— START OF Task input —
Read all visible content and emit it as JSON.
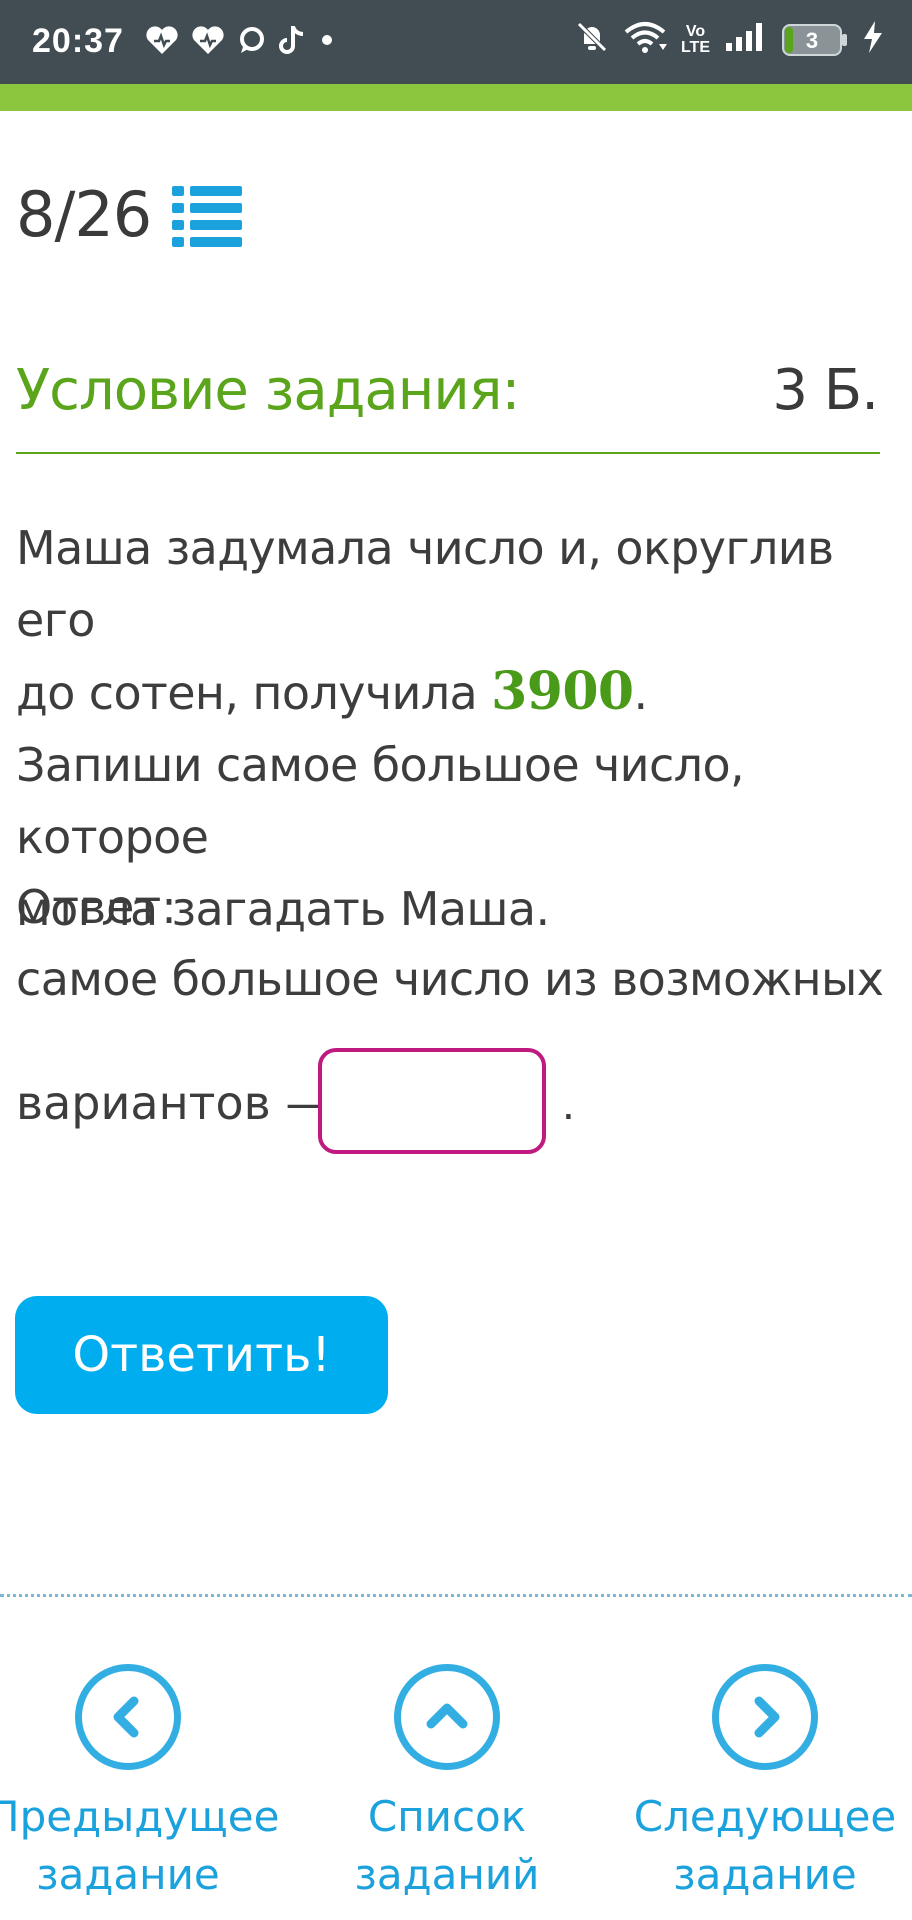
{
  "status_bar": {
    "time": "20:37",
    "battery_level": "3",
    "icons": [
      "heart-icon",
      "heart-icon",
      "chat-icon",
      "tiktok-icon",
      "dot-icon",
      "mute-icon",
      "wifi-icon",
      "volte-icon",
      "signal-icon",
      "battery-icon",
      "charging-icon"
    ],
    "volte_top": "Vo",
    "volte_bottom": "LTE"
  },
  "header": {
    "counter": "8/26"
  },
  "condition": {
    "title": "Условие задания:",
    "points": "3 Б."
  },
  "task": {
    "line1": "Маша задумала число и, округлив его",
    "line2_prefix": "до сотен, получила ",
    "number": "3900",
    "line2_suffix": ".",
    "line3": "Запиши самое большое число, которое",
    "line4": "могла загадать Маша."
  },
  "answer": {
    "label": "Ответ:",
    "line1": "самое большое число из возможных",
    "line2": "вариантов —",
    "input_value": "",
    "end_dot": "."
  },
  "submit_label": "Ответить!",
  "nav": {
    "prev": {
      "line1": "Предыдущее",
      "line2": "задание"
    },
    "list": {
      "line1": "Список",
      "line2": "заданий"
    },
    "next": {
      "line1": "Следующее",
      "line2": "задание"
    }
  },
  "colors": {
    "accent_green": "#5aa51c",
    "accent_blue": "#00aeef",
    "input_border": "#c0197f",
    "status_bar": "#414d52"
  }
}
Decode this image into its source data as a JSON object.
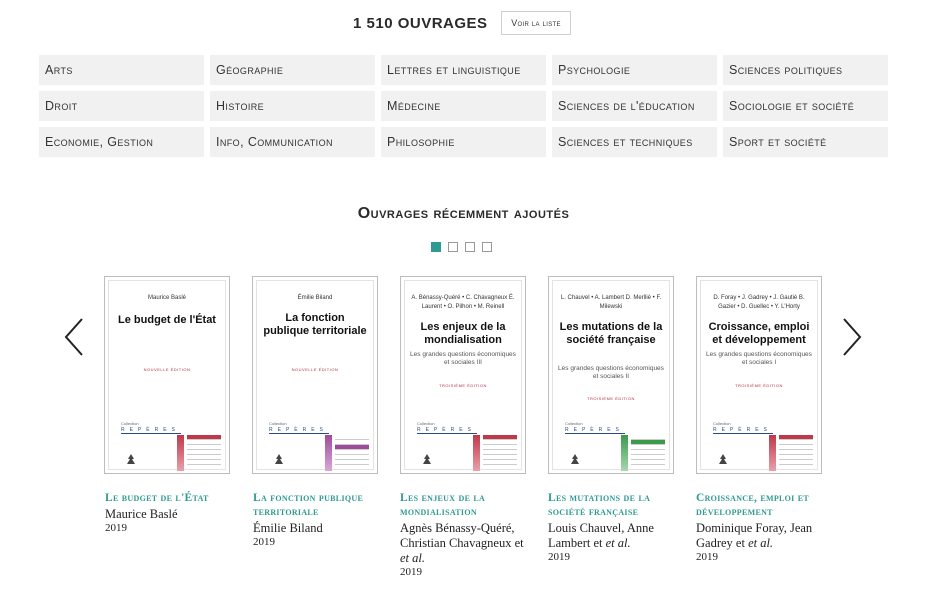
— END OF Task input —
=== The problem ===
Without including any picture, repeat the data exactly.

=== Answer to the exercise ===
Read all visible content and emit it as JSON.
{
  "status_bar": {
    "time": "20:37",
    "battery_level": "3",
    "icons": [
      "heart-icon",
      "heart-icon",
      "chat-icon",
      "tiktok-icon",
      "dot-icon",
      "mute-icon",
      "wifi-icon",
      "volte-icon",
      "signal-icon",
      "battery-icon",
      "charging-icon"
    ],
    "volte_top": "Vo",
    "volte_bottom": "LTE"
  },
  "header": {
    "counter": "8/26"
  },
  "condition": {
    "title": "Условие задания:",
    "points": "3 Б."
  },
  "task": {
    "line1": "Маша задумала число и, округлив его",
    "line2_prefix": "до сотен, получила ",
    "number": "3900",
    "line2_suffix": ".",
    "line3": "Запиши самое большое число, которое",
    "line4": "могла загадать Маша."
  },
  "answer": {
    "label": "Ответ:",
    "line1": "самое большое число из возможных",
    "line2": "вариантов —",
    "input_value": "",
    "end_dot": "."
  },
  "submit_label": "Ответить!",
  "nav": {
    "prev": {
      "line1": "Предыдущее",
      "line2": "задание"
    },
    "list": {
      "line1": "Список",
      "line2": "заданий"
    },
    "next": {
      "line1": "Следующее",
      "line2": "задание"
    }
  },
  "colors": {
    "accent_green": "#5aa51c",
    "accent_blue": "#00aeef",
    "input_border": "#c0197f",
    "status_bar": "#414d52"
  }
}
Decode this image into its source data as a JSON object.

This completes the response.